◆ **REQUIREMENTS**
Put every line of the items below into a numbered list, skipping blank lines and leaving out the pictures.

Element region listings
* START *

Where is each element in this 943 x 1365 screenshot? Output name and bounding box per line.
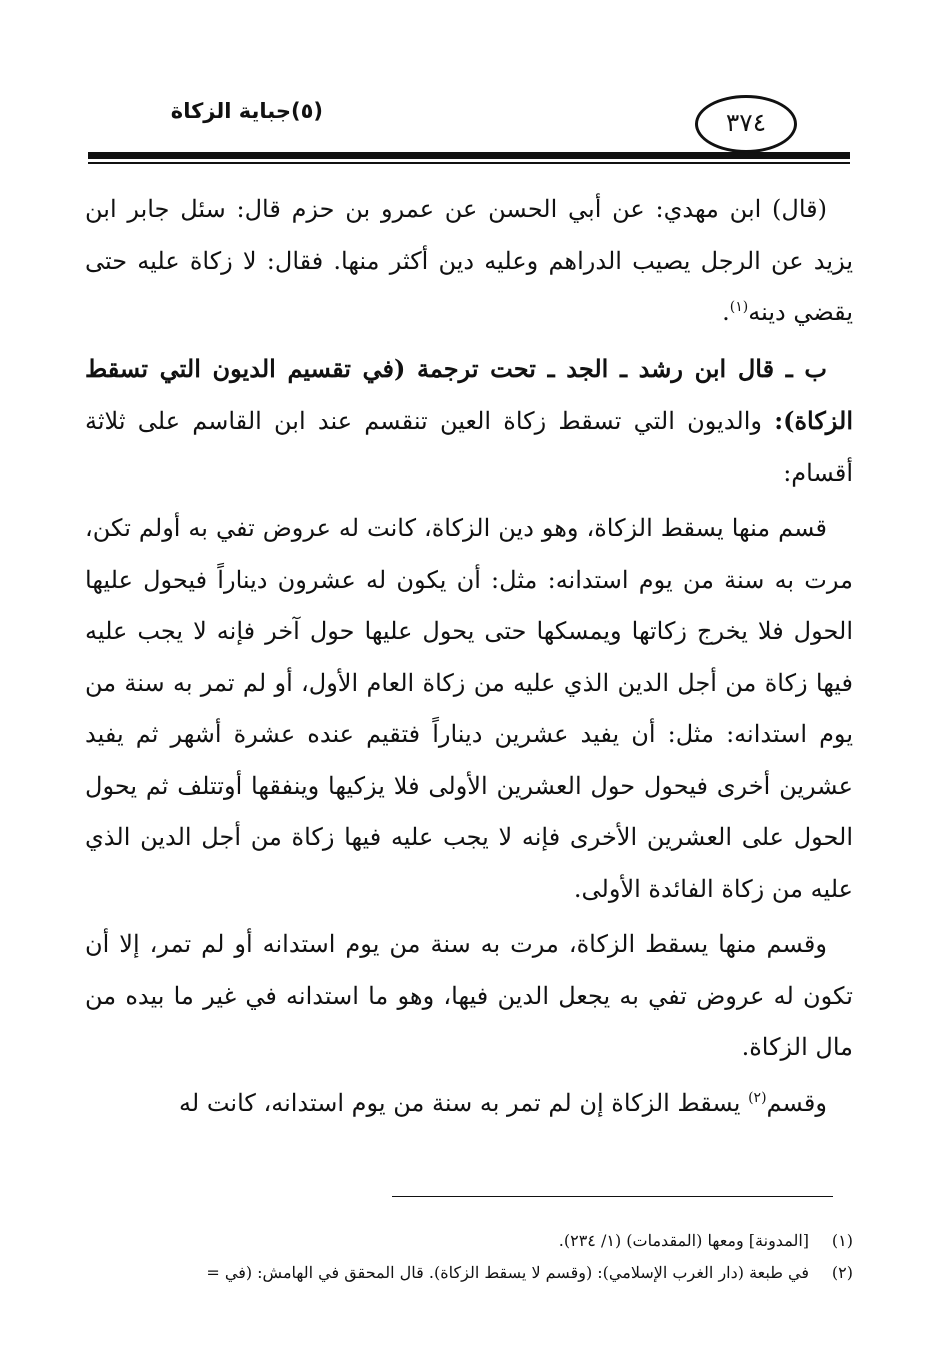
running-head-title: (٥)جباية الزكاة [170, 99, 323, 123]
paragraph-text: وقسم منها يسقط الزكاة، مرت به سنة من يوم استدانه أو لم تمر، إلا أن تكون له عروض تفي به يجعل الدين فيها، وهو ما استدانه في غير ما بيده من مال الزكاة. [85, 930, 853, 1061]
paragraph-third-category [85, 1078, 853, 1130]
header-rule-thin [88, 162, 850, 164]
footnote-separator [392, 1196, 833, 1197]
paragraph-lead: وقسم [766, 1088, 827, 1117]
header-rule-thick [88, 152, 850, 159]
footnote-text: في طبعة (دار الغرب الإسلامي): (وقسم لا يسقط الزكاة). قال المحقق في الهامش: (في = [206, 1263, 809, 1282]
paragraph-end: . [722, 298, 730, 326]
paragraph-ibn-rushd [85, 343, 853, 500]
footnotes [85, 1225, 853, 1289]
paragraph-second-category [85, 919, 853, 1074]
paragraph-text: (قال) ابن مهدي: عن أبي الحسن عن عمرو بن حزم قال: سئل جابر ابن يزيد عن الرجل يصيب الدراهم وعليه دين أكثر منها. فقال: لا زكاة عليه حتى يقضي دينه [85, 195, 853, 326]
main-text [85, 184, 853, 1129]
footnote-1 [85, 1225, 853, 1257]
footnote-ref-1: (١) [729, 299, 749, 315]
footnote-number: (٢) [831, 1263, 853, 1282]
footnote-2 [85, 1257, 853, 1289]
paragraph-text: والديون التي تسقط زكاة العين تنقسم عند ابن القاسم على ثلاثة أقسام: [85, 407, 853, 487]
paragraph-first-category [85, 503, 853, 915]
page-number-oval: ٣٧٤ [695, 95, 797, 153]
footnote-ref-2: (٢) [748, 1089, 767, 1106]
paragraph-text: يسقط الزكاة إن لم تمر به سنة من يوم استدانه، كانت له [179, 1088, 749, 1117]
bold-heading: ب ـ قال ابن رشد ـ الجد ـ تحت ترجمة (في تقسيم الديون التي تسقط الزكاة): [85, 353, 853, 435]
paragraph-ibn-mahdi [85, 184, 853, 339]
paragraph-text: قسم منها يسقط الزكاة، وهو دين الزكاة، كانت له عروض تفي به أولم تكن، مرت به سنة من يوم استدانه: مثل: أن يكون له عشرون ديناراً فيحول عليها الحول فلا يخرج زكاتها ويمسكها حتى يحول عليها حول آخر فإنه لا يجب عليه فيها زكاة من أجل الدين الذي عليه من زكاة العام الأول، أو لم تمر به سنة من يوم استدانه: مثل: أن يفيد عشرين ديناراً فتقيم عنده عشرة أشهر ثم يفيد عشرين أخرى فيحول حول العشرين الأولى فلا يزكيها وينفقها أوتتلف ثم يحول الحول على العشرين الأخرى فإنه لا يجب عليه فيها زكاة من أجل الدين الذي عليه من زكاة الفائدة الأولى. [85, 514, 854, 903]
footnote-number: (١) [831, 1231, 853, 1250]
footnote-text: [المدونة] ومعها (المقدمات) (١/ ٢٣٤). [558, 1231, 809, 1250]
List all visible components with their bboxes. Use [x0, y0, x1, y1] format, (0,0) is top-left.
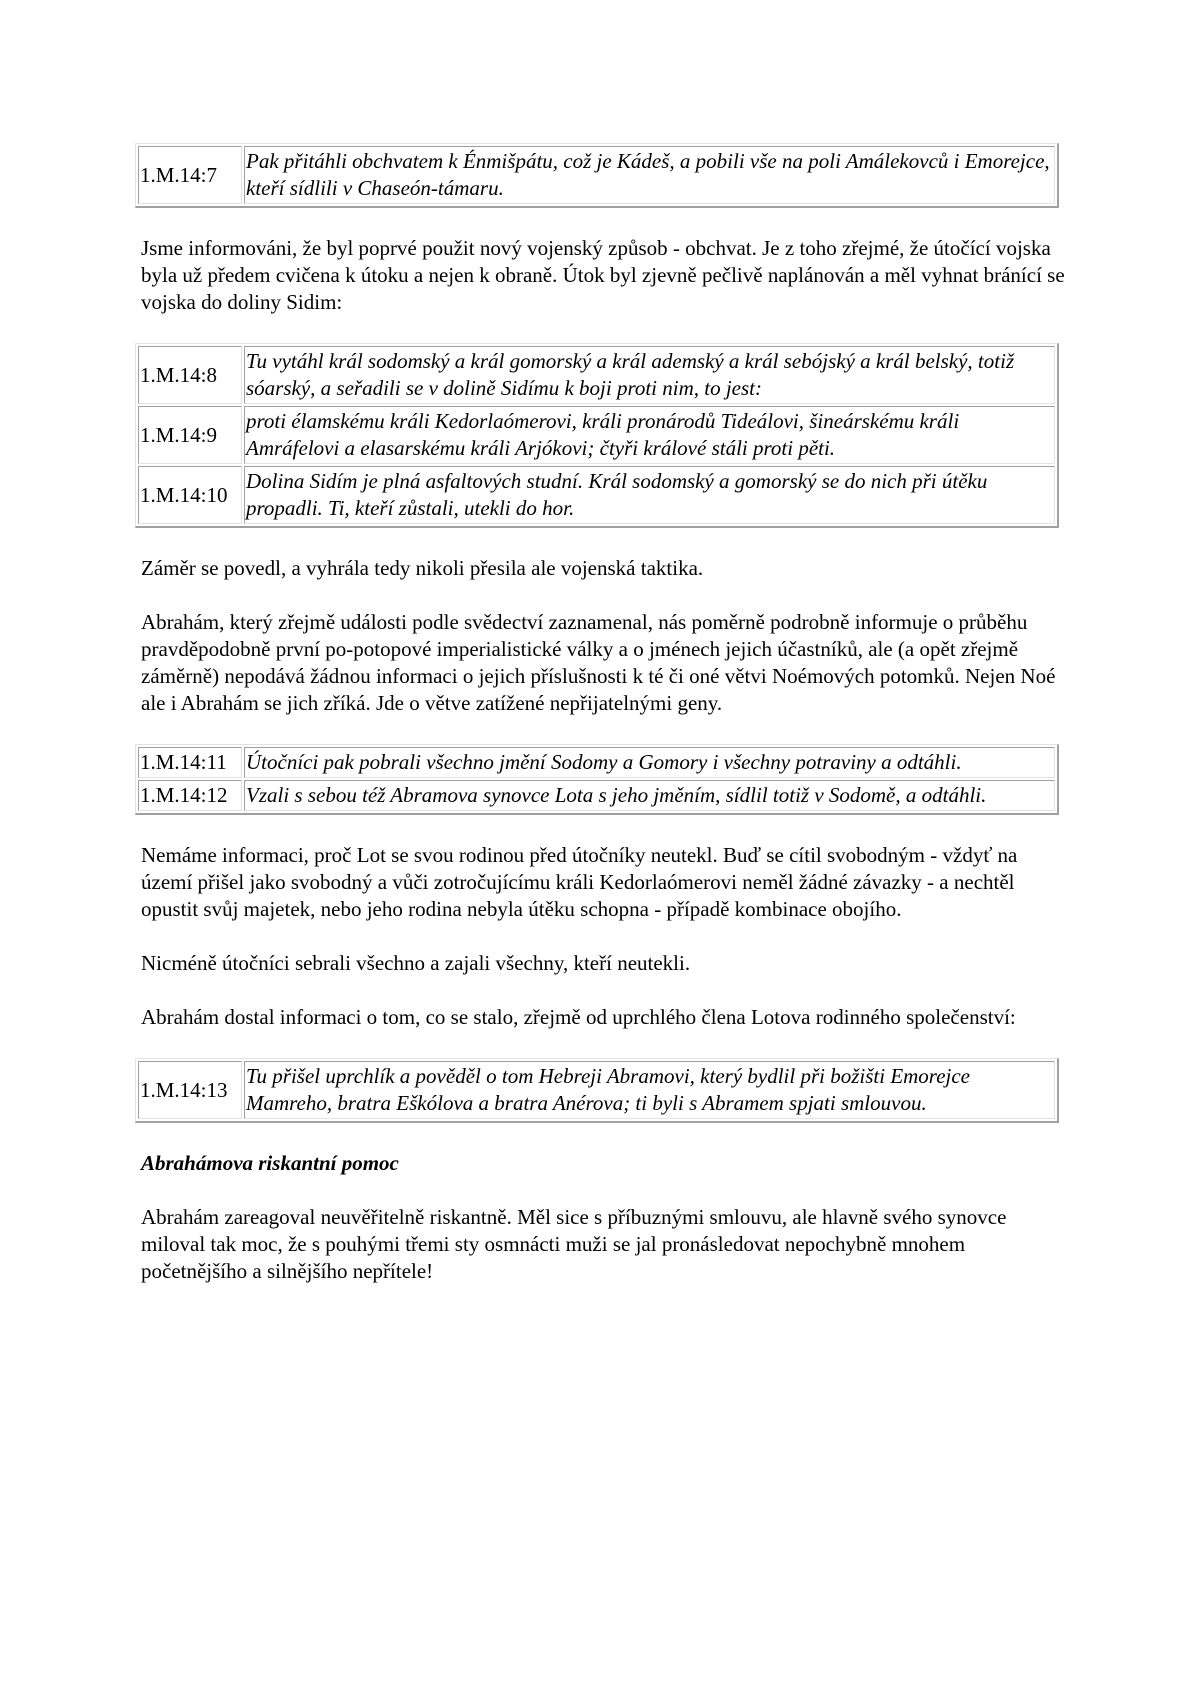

* END *

◆ **EXERCISE ANSWER**
1. Where is each element in this 943 x 1365 screenshot? Output name and bounding box per line.
2. running-head-title: (٥)جباية الزكاة [170, 99, 323, 123]
3. paragraph-text: وقسم منها يسقط الزكاة، مرت به سنة من يوم استدانه أو لم تمر، إلا أن تكون له عروض تفي به يجعل الدين فيها، وهو ما استدانه في غير ما بيده من مال الزكاة. [85, 930, 853, 1061]
4. paragraph-third-category [85, 1078, 853, 1130]
5. header-rule-thin [88, 162, 850, 164]
6. footnote-separator [392, 1196, 833, 1197]
7. paragraph-lead: وقسم [766, 1088, 827, 1117]
8. header-rule-thick [88, 152, 850, 159]
9. footnote-text: في طبعة (دار الغرب الإسلامي): (وقسم لا يسقط الزكاة). قال المحقق في الهامش: (في = [206, 1263, 809, 1282]
10. paragraph-end: . [722, 298, 730, 326]
11. paragraph-ibn-rushd [85, 343, 853, 500]
12. footnotes [85, 1225, 853, 1289]
13. paragraph-second-category [85, 919, 853, 1074]
14. paragraph-text: (قال) ابن مهدي: عن أبي الحسن عن عمرو بن حزم قال: سئل جابر ابن يزيد عن الرجل يصيب الدراهم وعليه دين أكثر منها. فقال: لا زكاة عليه حتى يقضي دينه [85, 195, 853, 326]
15. main-text [85, 184, 853, 1129]
16. footnote-1 [85, 1225, 853, 1257]
17. footnote-ref-1: (١) [729, 299, 749, 315]
18. footnote-number: (٢) [831, 1263, 853, 1282]
19. footnote-2 [85, 1257, 853, 1289]
20. paragraph-text: والديون التي تسقط زكاة العين تنقسم عند ابن القاسم على ثلاثة أقسام: [85, 407, 853, 487]
21. paragraph-first-category [85, 503, 853, 915]
22. page-number-oval: ٣٧٤ [695, 95, 797, 153]
23. footnote-ref-2: (٢) [748, 1089, 767, 1106]
24. paragraph-text: يسقط الزكاة إن لم تمر به سنة من يوم استدانه، كانت له [179, 1088, 749, 1117]
25. bold-heading: ب ـ قال ابن رشد ـ الجد ـ تحت ترجمة (في تقسيم الديون التي تسقط الزكاة): [85, 353, 853, 435]
26. paragraph-ibn-mahdi [85, 184, 853, 339]
27. paragraph-text: قسم منها يسقط الزكاة، وهو دين الزكاة، كانت له عروض تفي به أولم تكن، مرت به سنة من يوم استدانه: مثل: أن يكون له عشرون ديناراً فيحول عليها الحول فلا يخرج زكاتها ويمسكها حتى يحول عليها حول آخر فإنه لا يجب عليه فيها زكاة من أجل الدين الذي عليه من زكاة العام الأول، أو لم تمر به سنة من يوم استدانه: مثل: أن يفيد عشرين ديناراً فتقيم عنده عشرة أشهر ثم يفيد عشرين أخرى فيحول حول العشرين الأولى فلا يزكيها وينفقها أوتتلف ثم يحول الحول على العشرين الأخرى فإنه لا يجب عليه فيها زكاة من أجل الدين الذي عليه من زكاة الفائدة الأولى. [85, 514, 854, 903]
28. footnote-number: (١) [831, 1231, 853, 1250]
29. footnote-text: [المدونة] ومعها (المقدمات) (١/ ٢٣٤). [558, 1231, 809, 1250]
30. List all visible components with their bboxes. Use [x0, y0, x1, y1] format, (0,0) is top-left.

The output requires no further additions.